Exercises
a) List every named country or geographic place that appears in the pen pal passage.
b) Using the pen pal passage, decide whether each statement agrees with it, answering yes or no and quoting the deciding words: (i) The narrator's first pen pal was from Japan. (ii) The daughter spoke no English at all. (iii) The letter exchanges were mostly with the daughter.

Supplied passage
::::::
You see, as far back as I can remember, I had pen pals….in the traditional sense, you know….in the pre-Internet days. I wrote hand written letters to what started out as a few people from far away places to dozens from around the world. My very first pen pal was from Sweden and the second was from Japan. We met them in a hotel restaurant in upstate New York and my grandfather being the man he was, had to proactively interject ourselves into their conversation while they were having a quiet dinner.

It was in his nature to do something like this and I have to admit, we were secretly glad he did since our entire table was in awe over the beautifully elegant traditional clothing that adorned their bodies.

It was rare to see a woman and her daughter from another country alone in the 1970s in the very provincial area where we grew up. And so, off we went to interrupt their dinner and “chat” with them only to learn that the daughter spoke no English at all and the mother could only speak a few basic words and phrases in English. That one encounter led to a few decades of letter exchanges, almost entirely with the mother even though the daughter was much closer to my age at the time.
::::::
Entries provided
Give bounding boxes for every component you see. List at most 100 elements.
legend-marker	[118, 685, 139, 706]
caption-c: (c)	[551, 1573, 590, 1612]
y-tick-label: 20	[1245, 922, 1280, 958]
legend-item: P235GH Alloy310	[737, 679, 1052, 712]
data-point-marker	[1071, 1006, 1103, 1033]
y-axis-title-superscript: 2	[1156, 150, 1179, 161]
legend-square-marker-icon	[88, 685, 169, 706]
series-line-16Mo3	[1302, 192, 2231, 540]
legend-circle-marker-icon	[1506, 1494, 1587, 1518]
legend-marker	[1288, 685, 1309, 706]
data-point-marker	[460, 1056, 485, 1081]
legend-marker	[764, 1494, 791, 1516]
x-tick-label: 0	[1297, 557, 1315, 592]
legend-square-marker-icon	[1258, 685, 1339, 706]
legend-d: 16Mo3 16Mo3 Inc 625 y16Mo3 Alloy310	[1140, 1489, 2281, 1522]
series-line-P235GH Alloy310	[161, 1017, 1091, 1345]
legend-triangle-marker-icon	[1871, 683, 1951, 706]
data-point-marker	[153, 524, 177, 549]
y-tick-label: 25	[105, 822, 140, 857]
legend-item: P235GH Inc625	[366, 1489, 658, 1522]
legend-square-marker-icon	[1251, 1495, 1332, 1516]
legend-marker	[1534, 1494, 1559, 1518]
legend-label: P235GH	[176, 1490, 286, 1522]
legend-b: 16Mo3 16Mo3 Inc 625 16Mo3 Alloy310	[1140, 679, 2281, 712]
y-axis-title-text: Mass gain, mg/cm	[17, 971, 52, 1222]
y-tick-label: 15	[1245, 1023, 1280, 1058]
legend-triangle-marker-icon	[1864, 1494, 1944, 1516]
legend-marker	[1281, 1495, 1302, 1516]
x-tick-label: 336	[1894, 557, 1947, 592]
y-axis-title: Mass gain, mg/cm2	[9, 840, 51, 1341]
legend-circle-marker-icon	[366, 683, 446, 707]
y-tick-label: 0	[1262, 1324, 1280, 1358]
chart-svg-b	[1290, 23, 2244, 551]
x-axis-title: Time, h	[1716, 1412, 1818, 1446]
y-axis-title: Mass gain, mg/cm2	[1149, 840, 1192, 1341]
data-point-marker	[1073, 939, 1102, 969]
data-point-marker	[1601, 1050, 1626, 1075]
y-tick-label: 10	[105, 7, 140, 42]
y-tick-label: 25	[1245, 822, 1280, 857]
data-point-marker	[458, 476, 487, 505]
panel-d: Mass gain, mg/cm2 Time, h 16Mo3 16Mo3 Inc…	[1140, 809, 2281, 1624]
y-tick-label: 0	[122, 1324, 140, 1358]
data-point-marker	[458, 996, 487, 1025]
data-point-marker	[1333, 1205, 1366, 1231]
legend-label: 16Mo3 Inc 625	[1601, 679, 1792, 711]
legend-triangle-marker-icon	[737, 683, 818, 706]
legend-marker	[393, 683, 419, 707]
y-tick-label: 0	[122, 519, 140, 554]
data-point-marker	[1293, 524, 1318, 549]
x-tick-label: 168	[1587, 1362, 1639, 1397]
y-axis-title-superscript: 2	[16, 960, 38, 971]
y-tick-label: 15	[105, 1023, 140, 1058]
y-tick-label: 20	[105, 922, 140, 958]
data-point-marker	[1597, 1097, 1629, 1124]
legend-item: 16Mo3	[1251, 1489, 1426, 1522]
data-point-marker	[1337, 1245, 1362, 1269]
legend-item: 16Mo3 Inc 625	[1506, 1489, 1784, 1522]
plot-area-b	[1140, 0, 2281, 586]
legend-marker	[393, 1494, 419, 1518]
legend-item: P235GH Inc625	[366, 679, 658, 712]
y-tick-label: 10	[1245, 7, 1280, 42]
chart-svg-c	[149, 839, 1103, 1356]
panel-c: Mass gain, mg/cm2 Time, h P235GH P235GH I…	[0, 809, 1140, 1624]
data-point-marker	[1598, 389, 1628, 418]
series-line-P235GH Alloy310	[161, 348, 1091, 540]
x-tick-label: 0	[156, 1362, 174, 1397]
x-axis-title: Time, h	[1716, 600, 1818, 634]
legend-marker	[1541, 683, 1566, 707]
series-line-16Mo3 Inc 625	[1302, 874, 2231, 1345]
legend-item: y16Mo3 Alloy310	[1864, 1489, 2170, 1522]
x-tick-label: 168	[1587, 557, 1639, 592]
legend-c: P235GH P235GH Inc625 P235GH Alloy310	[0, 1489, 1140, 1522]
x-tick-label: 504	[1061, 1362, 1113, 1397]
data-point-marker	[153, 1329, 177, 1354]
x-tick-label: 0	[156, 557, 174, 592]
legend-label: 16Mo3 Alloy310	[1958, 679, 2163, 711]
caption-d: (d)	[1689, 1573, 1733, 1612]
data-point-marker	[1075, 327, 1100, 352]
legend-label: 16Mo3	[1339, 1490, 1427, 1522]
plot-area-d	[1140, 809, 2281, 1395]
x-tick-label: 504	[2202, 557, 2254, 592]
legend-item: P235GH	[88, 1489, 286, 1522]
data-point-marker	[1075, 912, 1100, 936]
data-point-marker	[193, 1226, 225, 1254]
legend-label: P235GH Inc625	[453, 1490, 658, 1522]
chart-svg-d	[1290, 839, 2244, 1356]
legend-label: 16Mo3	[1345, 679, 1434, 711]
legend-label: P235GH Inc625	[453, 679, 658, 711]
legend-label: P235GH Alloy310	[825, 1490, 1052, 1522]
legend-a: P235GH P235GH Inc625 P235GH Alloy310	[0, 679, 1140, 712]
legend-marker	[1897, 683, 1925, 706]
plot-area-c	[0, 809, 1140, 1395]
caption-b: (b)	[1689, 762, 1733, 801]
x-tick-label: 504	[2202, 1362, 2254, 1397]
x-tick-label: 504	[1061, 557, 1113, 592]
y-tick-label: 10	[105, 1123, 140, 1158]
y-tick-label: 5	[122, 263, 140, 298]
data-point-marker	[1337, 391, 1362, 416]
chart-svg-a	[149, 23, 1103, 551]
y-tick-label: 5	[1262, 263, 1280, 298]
::::::
Answers provided
a) Sweden, Japan, upstate New York

b)
(i) No: "My very first pen pal was from Sweden and the second was from Japan."
(ii) Yes: "the daughter spoke no English at all"
(iii) No: "almost entirely with the mother even though the daughter was much closer to my age at the time"